===== Entries shown =====
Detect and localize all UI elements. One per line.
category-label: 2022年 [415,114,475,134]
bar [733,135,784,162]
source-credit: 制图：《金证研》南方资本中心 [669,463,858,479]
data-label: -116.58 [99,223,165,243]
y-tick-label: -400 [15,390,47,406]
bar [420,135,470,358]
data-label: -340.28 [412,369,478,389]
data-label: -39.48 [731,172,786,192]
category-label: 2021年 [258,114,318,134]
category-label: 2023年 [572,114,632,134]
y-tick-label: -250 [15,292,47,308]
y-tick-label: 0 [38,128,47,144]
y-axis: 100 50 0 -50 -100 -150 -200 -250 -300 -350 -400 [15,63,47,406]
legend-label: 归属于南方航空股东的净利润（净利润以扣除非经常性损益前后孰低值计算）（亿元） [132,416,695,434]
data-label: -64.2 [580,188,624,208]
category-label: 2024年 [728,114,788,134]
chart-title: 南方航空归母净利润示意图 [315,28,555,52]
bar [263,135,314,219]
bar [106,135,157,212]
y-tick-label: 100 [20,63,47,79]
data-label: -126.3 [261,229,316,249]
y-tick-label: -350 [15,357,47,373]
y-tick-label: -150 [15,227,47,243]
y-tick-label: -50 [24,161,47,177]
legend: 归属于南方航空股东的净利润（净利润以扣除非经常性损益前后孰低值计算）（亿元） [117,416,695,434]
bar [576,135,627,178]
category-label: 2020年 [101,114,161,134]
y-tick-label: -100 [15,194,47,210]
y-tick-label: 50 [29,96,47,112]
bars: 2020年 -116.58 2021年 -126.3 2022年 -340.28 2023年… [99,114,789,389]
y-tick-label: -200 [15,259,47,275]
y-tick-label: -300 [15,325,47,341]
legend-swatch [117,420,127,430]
=====
_What to work on_
Turn every line in the records above into a Markdown table. Use a column called "Row" for the row number and a column called "Line" for the line itself, and leave out any blank lines.

_Task response_
| Row | Line |
|---|---|
| 1 | Detect and localize all UI elements. One per line. |
| 2 | category-label: 2022年 [415,114,475,134] |
| 3 | bar [733,135,784,162] |
| 4 | source-credit: 制图：《金证研》南方资本中心 [669,463,858,479] |
| 5 | data-label: -116.58 [99,223,165,243] |
| 6 | y-tick-label: -400 [15,390,47,406] |
| 7 | bar [420,135,470,358] |
| 8 | data-label: -340.28 [412,369,478,389] |
| 9 | data-label: -39.48 [731,172,786,192] |
| 10 | category-label: 2021年 [258,114,318,134] |
| 11 | category-label: 2023年 [572,114,632,134] |
| 12 | y-tick-label: -250 [15,292,47,308] |
| 13 | y-tick-label: 0 [38,128,47,144] |
| 14 | y-axis: 100 50 0 -50 -100 -150 -200 -250 -300 -350 -400 [15,63,47,406] |
| 15 | legend-label: 归属于南方航空股东的净利润（净利润以扣除非经常性损益前后孰低值计算）（亿元） [132,416,695,434] |
| 16 | data-label: -64.2 [580,188,624,208] |
| 17 | category-label: 2024年 [728,114,788,134] |
| 18 | chart-title: 南方航空归母净利润示意图 [315,28,555,52] |
| 19 | bar [263,135,314,219] |
| 20 | bar [106,135,157,212] |
| 21 | y-tick-label: 100 [20,63,47,79] |
| 22 | data-label: -126.3 [261,229,316,249] |
| 23 | y-tick-label: -350 [15,357,47,373] |
| 24 | y-tick-label: -150 [15,227,47,243] |
| 25 | y-tick-label: -50 [24,161,47,177] |
| 26 | legend: 归属于南方航空股东的净利润（净利润以扣除非经常性损益前后孰低值计算）（亿元） [117,416,695,434] |
| 27 | bar [576,135,627,178] |
| 28 | category-label: 2020年 [101,114,161,134] |
| 29 | y-tick-label: -100 [15,194,47,210] |
| 30 | y-tick-label: 50 [29,96,47,112] |
| 31 | bars: 2020年 -116.58 2021年 -126.3 2022年 -340.28 2023年… [99,114,789,389] |
| 32 | y-tick-label: -200 [15,259,47,275] |
| 33 | y-tick-label: -300 [15,325,47,341] |
| 34 | legend-swatch [117,420,127,430] |